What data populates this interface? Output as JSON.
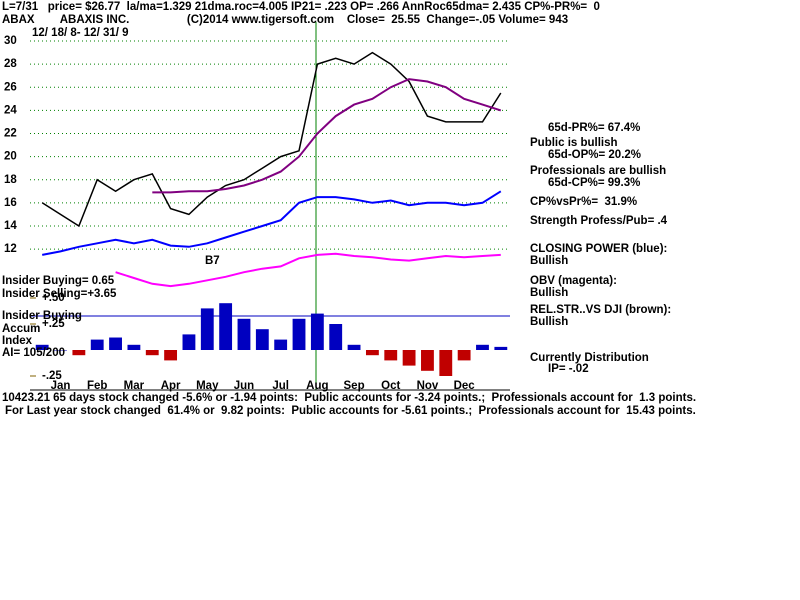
{
  "chart_data": {
    "type": "line",
    "title": "ABAX        ABAXIS INC.                  (C)2014 www.tigersoft.com    Close=  25.55  Change=-.05 Volume= 943",
    "header": "L=7/31   price= $26.77  la/ma=1.329 21dma.roc=4.005 IP21= .223 OP= .266 AnnRoc65dma= 2.435 CP%-PR%=  0",
    "subtitle": "12/ 18/ 8- 12/ 31/ 9",
    "categories": [
      null,
      "Jan",
      null,
      "Feb",
      null,
      "Mar",
      null,
      "Apr",
      null,
      "May",
      null,
      "Jun",
      null,
      "Jul",
      null,
      "Aug",
      null,
      "Sep",
      null,
      "Oct",
      null,
      "Nov",
      null,
      "Dec",
      null,
      null
    ],
    "ylim": [
      4.5,
      31
    ],
    "yticks": [
      12,
      14,
      16,
      18,
      20,
      22,
      24,
      26,
      28,
      30
    ],
    "grid": true,
    "series": [
      {
        "name": "Price",
        "color": "#000000",
        "values": [
          16,
          15,
          14,
          18,
          17,
          18,
          18.5,
          15.5,
          15,
          16.5,
          17.5,
          18,
          19,
          20,
          20.5,
          28,
          28.5,
          28,
          29,
          28,
          26.5,
          23.5,
          23,
          23,
          23,
          25.5
        ]
      },
      {
        "name": "65-dma",
        "color": "#800080",
        "values": [
          null,
          null,
          null,
          null,
          null,
          null,
          16.9,
          16.9,
          17,
          17,
          17.2,
          17.5,
          18,
          18.7,
          20,
          22,
          23.5,
          24.5,
          25,
          26,
          26.7,
          26.5,
          26,
          25,
          24.5,
          24
        ]
      },
      {
        "name": "Closing Power",
        "color": "#0000ff",
        "values": [
          11.5,
          11.8,
          12.2,
          12.5,
          12.8,
          12.5,
          12.8,
          12.3,
          12.2,
          12.5,
          13,
          13.5,
          14,
          14.5,
          16,
          16.5,
          16.5,
          16.3,
          16,
          16.2,
          15.8,
          16,
          16,
          15.8,
          16,
          17
        ]
      },
      {
        "name": "OBV",
        "color": "#ff00ff",
        "values": [
          null,
          null,
          null,
          null,
          10,
          9.5,
          9,
          8.8,
          9,
          9.3,
          9.6,
          10,
          10.3,
          10.5,
          11.2,
          11.5,
          11.6,
          11.4,
          11.3,
          11.1,
          11,
          11.2,
          11.4,
          11.3,
          11.4,
          11.5
        ]
      }
    ],
    "accum": {
      "ylim": [
        -0.3,
        0.55
      ],
      "yticks": [
        {
          "value": 0.5,
          "label": "+.50"
        },
        {
          "value": 0.25,
          "label": "+.25"
        },
        {
          "value": -0.25,
          "label": "-.25"
        }
      ],
      "values": [
        0.05,
        0,
        -0.05,
        0.1,
        0.12,
        0.05,
        -0.05,
        -0.1,
        0.15,
        0.4,
        0.45,
        0.3,
        0.2,
        0.1,
        0.3,
        0.35,
        0.25,
        0.05,
        -0.05,
        -0.1,
        -0.15,
        -0.2,
        -0.25,
        -0.1,
        0.05,
        0.03
      ]
    },
    "left_notes": [
      "Insider Buying= 0.65",
      "Insider Selling=+3.65",
      "Insider Buying",
      "Accum",
      "Index",
      "AI= 105/200",
      "B7"
    ],
    "right_notes": [
      "65d-PR%= 67.4%",
      "Public is bullish",
      "65d-OP%= 20.2%",
      "Professionals are bullish",
      "65d-CP%= 99.3%",
      "CP%vsPr%=  31.9%",
      "Strength Profess/Pub= .4",
      "CLOSING POWER (blue):",
      "Bullish",
      "OBV (magenta):",
      "Bullish",
      "REL.STR..VS DJI (brown):",
      "Bullish",
      "Currently Distribution",
      "IP= -.02"
    ],
    "footer": [
      "10423.21 65 days stock changed -5.6% or -1.94 points:  Public accounts for -3.24 points.;  Professionals account for  1.3 points.",
      "For Last year stock changed  61.4% or  9.82 points:  Public accounts for -5.61 points.;  Professionals account for  15.43 points."
    ]
  }
}
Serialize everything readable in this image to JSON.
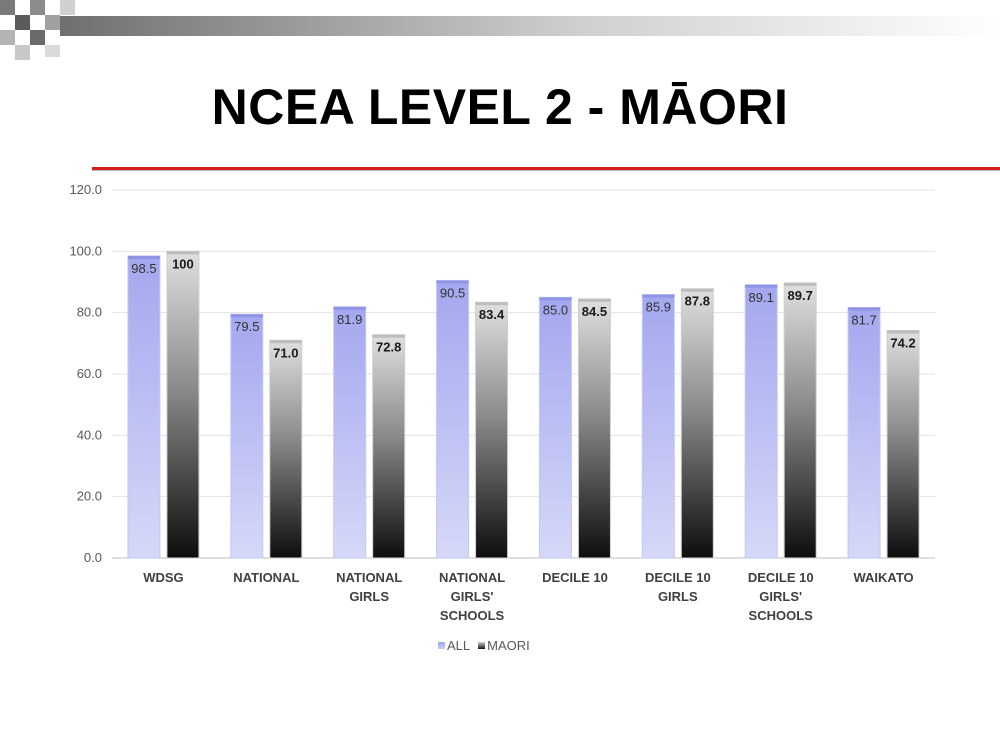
{
  "slide": {
    "title": "NCEA LEVEL 2 - MĀORI",
    "accent_color": "#d81e1e"
  },
  "chart_data": {
    "type": "bar",
    "categories": [
      [
        "WDSG"
      ],
      [
        "NATIONAL"
      ],
      [
        "NATIONAL",
        "GIRLS"
      ],
      [
        "NATIONAL",
        "GIRLS'",
        "SCHOOLS"
      ],
      [
        "DECILE 10"
      ],
      [
        "DECILE 10",
        "GIRLS"
      ],
      [
        "DECILE 10",
        "GIRLS'",
        "SCHOOLS"
      ],
      [
        "WAIKATO"
      ]
    ],
    "series": [
      {
        "name": "ALL",
        "values": [
          98.5,
          79.5,
          81.9,
          90.5,
          85.0,
          85.9,
          89.1,
          81.7
        ],
        "labels": [
          "98.5",
          "79.5",
          "81.9",
          "90.5",
          "85.0",
          "85.9",
          "89.1",
          "81.7"
        ],
        "color": "#aeb2f2"
      },
      {
        "name": "MAORI",
        "values": [
          100,
          71.0,
          72.8,
          83.4,
          84.5,
          87.8,
          89.7,
          74.2
        ],
        "labels": [
          "100",
          "71.0",
          "72.8",
          "83.4",
          "84.5",
          "87.8",
          "89.7",
          "74.2"
        ],
        "color": "#6e6e6e"
      }
    ],
    "y_ticks": [
      "0.0",
      "20.0",
      "40.0",
      "60.0",
      "80.0",
      "100.0",
      "120.0"
    ],
    "ylim": [
      0,
      120
    ],
    "grid": true,
    "legend_position": "bottom"
  }
}
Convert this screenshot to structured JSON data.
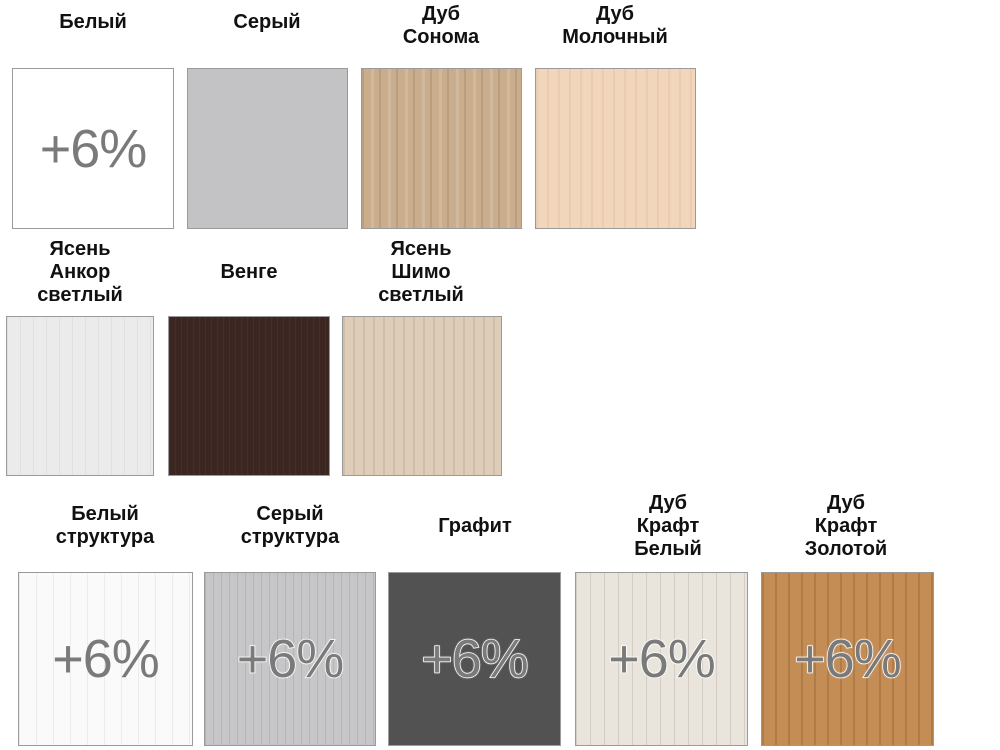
{
  "swatches": [
    {
      "lines": [
        "Белый"
      ],
      "badge": "+6%",
      "color": "#ffffff"
    },
    {
      "lines": [
        "Серый"
      ],
      "badge": "",
      "color": "#c3c3c5"
    },
    {
      "lines": [
        "Дуб",
        "Сонома"
      ],
      "badge": "",
      "color": "#c9ad8c"
    },
    {
      "lines": [
        "Дуб",
        "Молочный"
      ],
      "badge": "",
      "color": "#f2d6bb"
    },
    {
      "lines": [
        "Ясень",
        "Анкор",
        "светлый"
      ],
      "badge": "",
      "color": "#ecebec"
    },
    {
      "lines": [
        "Венге"
      ],
      "badge": "",
      "color": "#3b2622"
    },
    {
      "lines": [
        "Ясень",
        "Шимо",
        "светлый"
      ],
      "badge": "",
      "color": "#ddcdb9"
    },
    {
      "lines": [
        "Белый",
        "структура"
      ],
      "badge": "+6%",
      "color": "#fafafa"
    },
    {
      "lines": [
        "Серый",
        "структура"
      ],
      "badge": "+6%",
      "color": "#c6c6c8"
    },
    {
      "lines": [
        "Графит"
      ],
      "badge": "+6%",
      "color": "#525252"
    },
    {
      "lines": [
        "Дуб",
        "Крафт",
        "Белый"
      ],
      "badge": "+6%",
      "color": "#e9e5dc"
    },
    {
      "lines": [
        "Дуб",
        "Крафт",
        "Золотой"
      ],
      "badge": "+6%",
      "color": "#c48d55"
    }
  ]
}
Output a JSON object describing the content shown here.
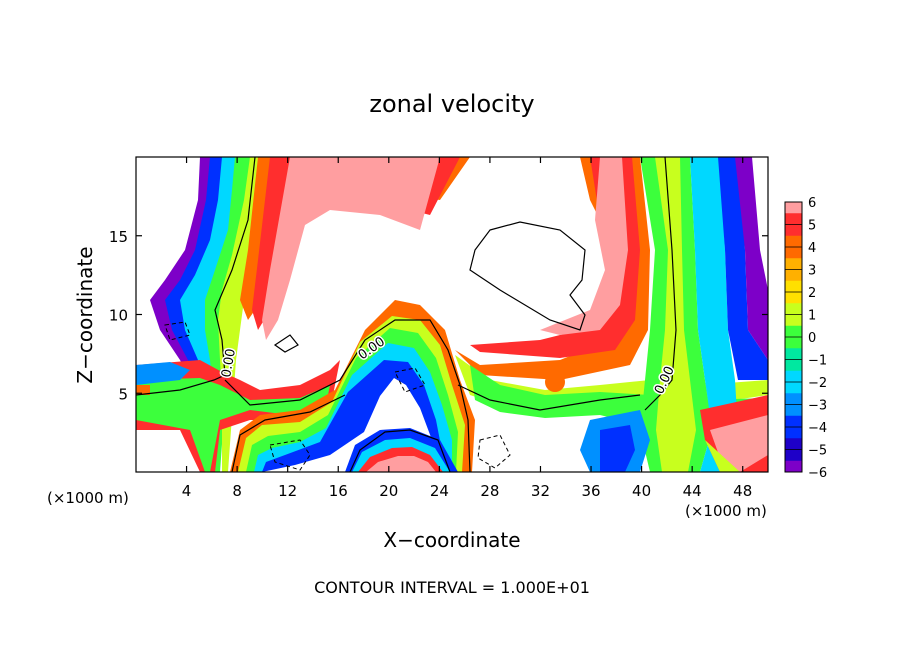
{
  "chart_data": {
    "type": "heatmap",
    "title": "zonal velocity",
    "xlabel": "X−coordinate",
    "ylabel": "Z−coordinate",
    "x_unit_left": "(×1000 m)",
    "x_unit_right": "(×1000 m)",
    "footer": "CONTOUR INTERVAL = 1.000E+01",
    "xlim": [
      0,
      50
    ],
    "ylim": [
      0,
      20
    ],
    "x_ticks": [
      4,
      8,
      12,
      16,
      20,
      24,
      28,
      32,
      36,
      40,
      44,
      48
    ],
    "y_ticks": [
      5,
      10,
      15
    ],
    "contour_labels": [
      "0.00",
      "0.00",
      "0.00"
    ],
    "colorbar": {
      "levels": [
        6,
        5,
        4,
        3,
        2,
        1,
        0,
        -1,
        -2,
        -3,
        -4,
        -5,
        -6
      ],
      "colors": [
        "#ff9ea0",
        "#ff2e2e",
        "#ff6a00",
        "#ffb000",
        "#ffe000",
        "#c8ff1e",
        "#3cff3c",
        "#00e8a0",
        "#00d8ff",
        "#0090ff",
        "#0030ff",
        "#1e00c8",
        "#7d00c8"
      ]
    },
    "grid": false,
    "legend": "colorbar right"
  }
}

○ ○ ○ ○ ○ ○ ○

▶ [Exercise goal]:
Skip the pictures; extract only the lines from the line with "Output a JSON" through the final line of the material, exactly as they appear.

▶ [Task result]:
Output a JSON object describing the content shown here.
{
  "chart_data": {
    "type": "heatmap",
    "title": "zonal velocity",
    "xlabel": "X−coordinate",
    "ylabel": "Z−coordinate",
    "x_unit_left": "(×1000 m)",
    "x_unit_right": "(×1000 m)",
    "footer": "CONTOUR INTERVAL = 1.000E+01",
    "xlim": [
      0,
      50
    ],
    "ylim": [
      0,
      20
    ],
    "x_ticks": [
      4,
      8,
      12,
      16,
      20,
      24,
      28,
      32,
      36,
      40,
      44,
      48
    ],
    "y_ticks": [
      5,
      10,
      15
    ],
    "contour_labels": [
      "0.00",
      "0.00",
      "0.00"
    ],
    "colorbar": {
      "levels": [
        6,
        5,
        4,
        3,
        2,
        1,
        0,
        -1,
        -2,
        -3,
        -4,
        -5,
        -6
      ],
      "colors": [
        "#ff9ea0",
        "#ff2e2e",
        "#ff6a00",
        "#ffb000",
        "#ffe000",
        "#c8ff1e",
        "#3cff3c",
        "#00e8a0",
        "#00d8ff",
        "#0090ff",
        "#0030ff",
        "#1e00c8",
        "#7d00c8"
      ]
    },
    "grid": false,
    "legend": "colorbar right"
  }
}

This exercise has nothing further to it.